_Objective_: Copy out the listing in full, exactly as written, but not its pictures.

_Data for this task_:
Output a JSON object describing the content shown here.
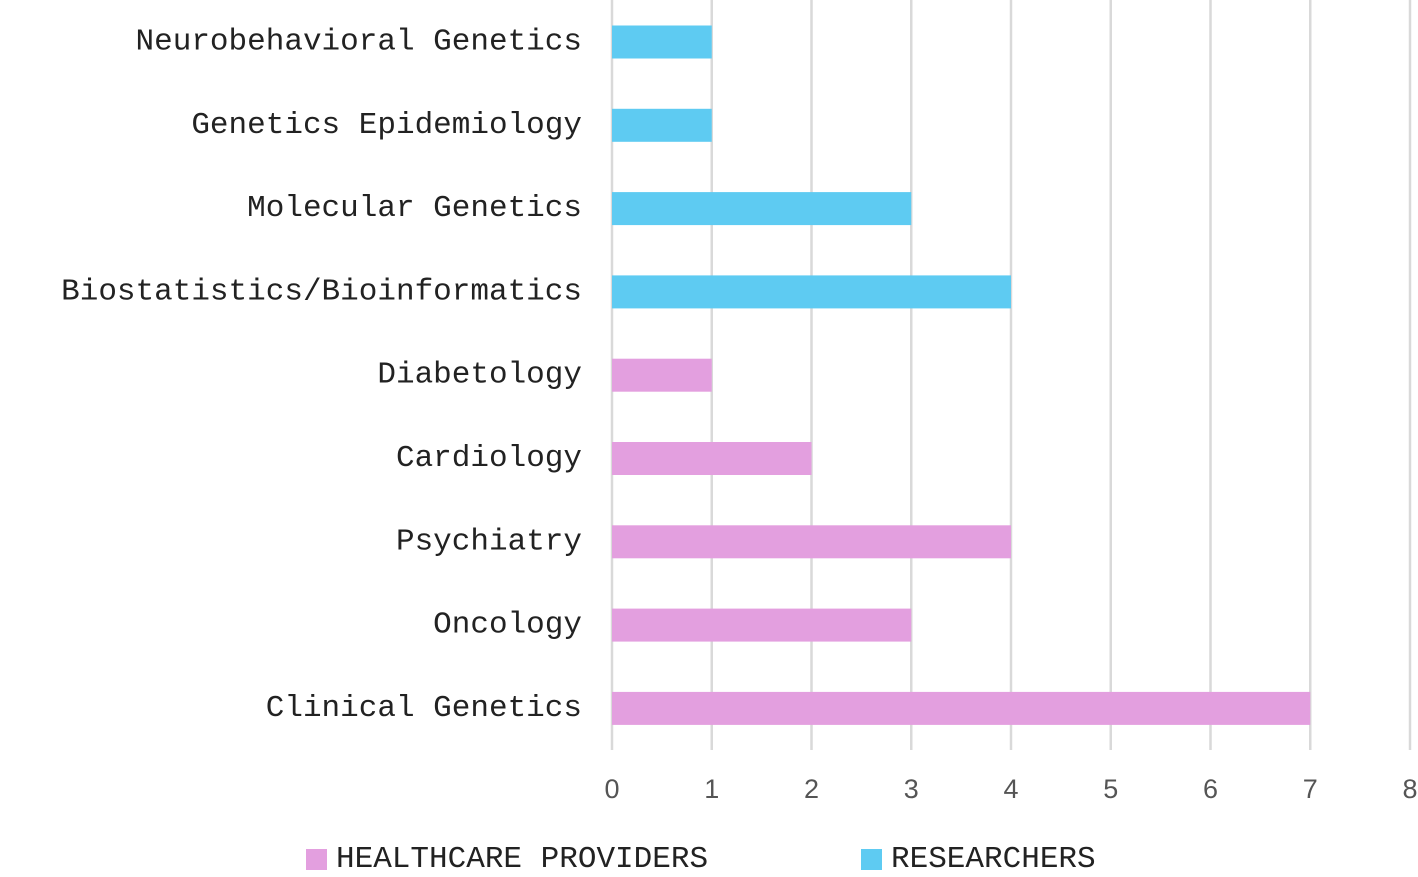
{
  "chart_data": {
    "type": "bar",
    "orientation": "horizontal",
    "categories": [
      "Neurobehavioral Genetics",
      "Genetics Epidemiology",
      "Molecular Genetics",
      "Biostatistics/Bioinformatics",
      "Diabetology",
      "Cardiology",
      "Psychiatry",
      "Oncology",
      "Clinical Genetics"
    ],
    "values": [
      1,
      1,
      3,
      4,
      1,
      2,
      4,
      3,
      7
    ],
    "series_of_category": [
      "RESEARCHERS",
      "RESEARCHERS",
      "RESEARCHERS",
      "RESEARCHERS",
      "HEALTHCARE PROVIDERS",
      "HEALTHCARE PROVIDERS",
      "HEALTHCARE PROVIDERS",
      "HEALTHCARE PROVIDERS",
      "HEALTHCARE PROVIDERS"
    ],
    "series": [
      {
        "name": "HEALTHCARE PROVIDERS",
        "color": "#e39fdf"
      },
      {
        "name": "RESEARCHERS",
        "color": "#5ecbf2"
      }
    ],
    "x_ticks": [
      "0",
      "1",
      "2",
      "3",
      "4",
      "5",
      "6",
      "7",
      "8"
    ],
    "xlim": [
      0,
      8
    ],
    "grid": true,
    "grid_color": "#d9d9d9",
    "legend_position": "bottom",
    "title": "",
    "xlabel": "",
    "ylabel": ""
  }
}
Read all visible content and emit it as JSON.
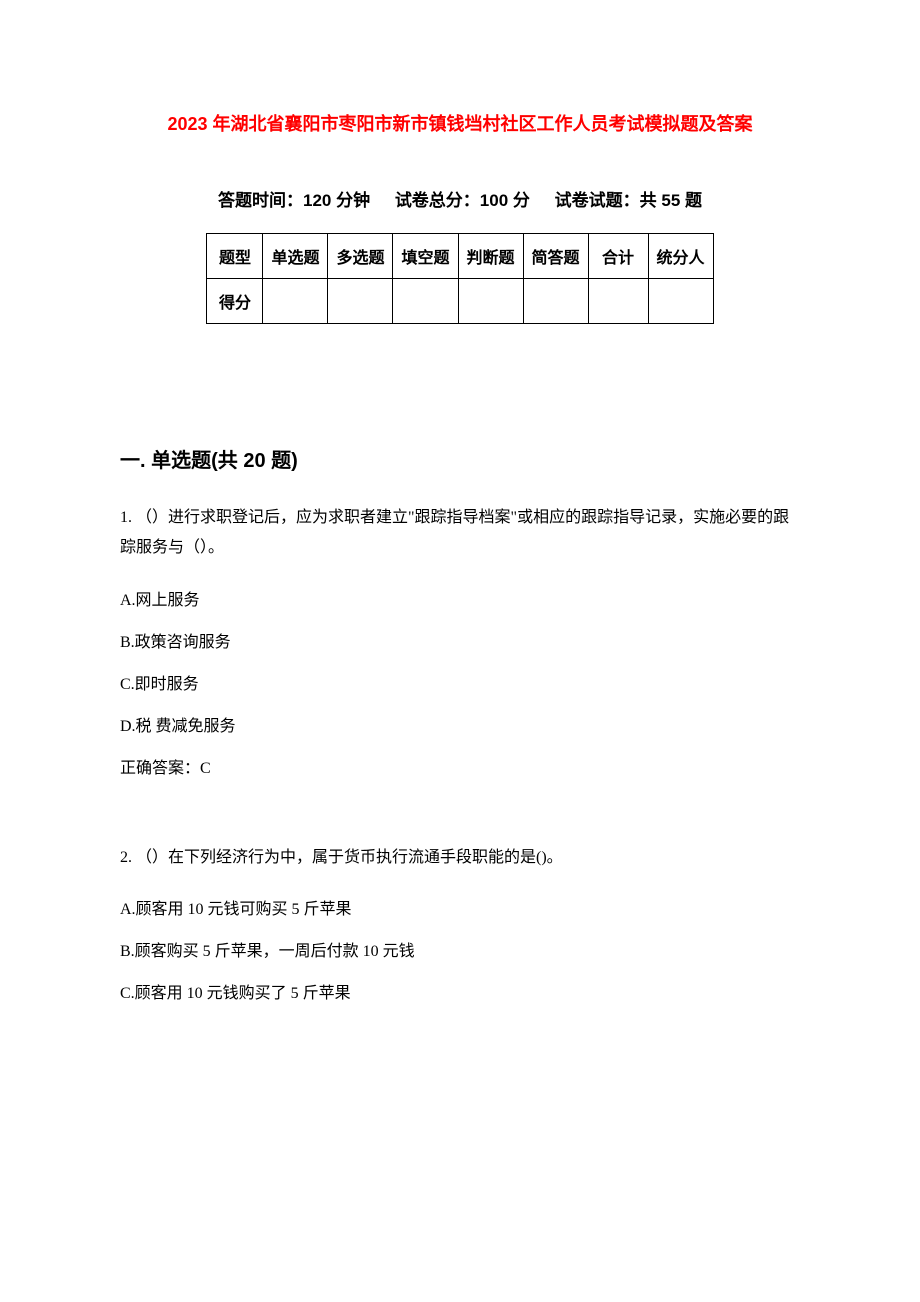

_Output_:
Output a JSON object describing the content shown here.
{
  "chart_data": {
    "type": "bar",
    "orientation": "horizontal",
    "categories": [
      "Neurobehavioral Genetics",
      "Genetics Epidemiology",
      "Molecular Genetics",
      "Biostatistics/Bioinformatics",
      "Diabetology",
      "Cardiology",
      "Psychiatry",
      "Oncology",
      "Clinical Genetics"
    ],
    "values": [
      1,
      1,
      3,
      4,
      1,
      2,
      4,
      3,
      7
    ],
    "series_of_category": [
      "RESEARCHERS",
      "RESEARCHERS",
      "RESEARCHERS",
      "RESEARCHERS",
      "HEALTHCARE PROVIDERS",
      "HEALTHCARE PROVIDERS",
      "HEALTHCARE PROVIDERS",
      "HEALTHCARE PROVIDERS",
      "HEALTHCARE PROVIDERS"
    ],
    "series": [
      {
        "name": "HEALTHCARE PROVIDERS",
        "color": "#e39fdf"
      },
      {
        "name": "RESEARCHERS",
        "color": "#5ecbf2"
      }
    ],
    "x_ticks": [
      "0",
      "1",
      "2",
      "3",
      "4",
      "5",
      "6",
      "7",
      "8"
    ],
    "xlim": [
      0,
      8
    ],
    "grid": true,
    "grid_color": "#d9d9d9",
    "legend_position": "bottom",
    "title": "",
    "xlabel": "",
    "ylabel": ""
  }
}
Read all visible content and emit it as JSON.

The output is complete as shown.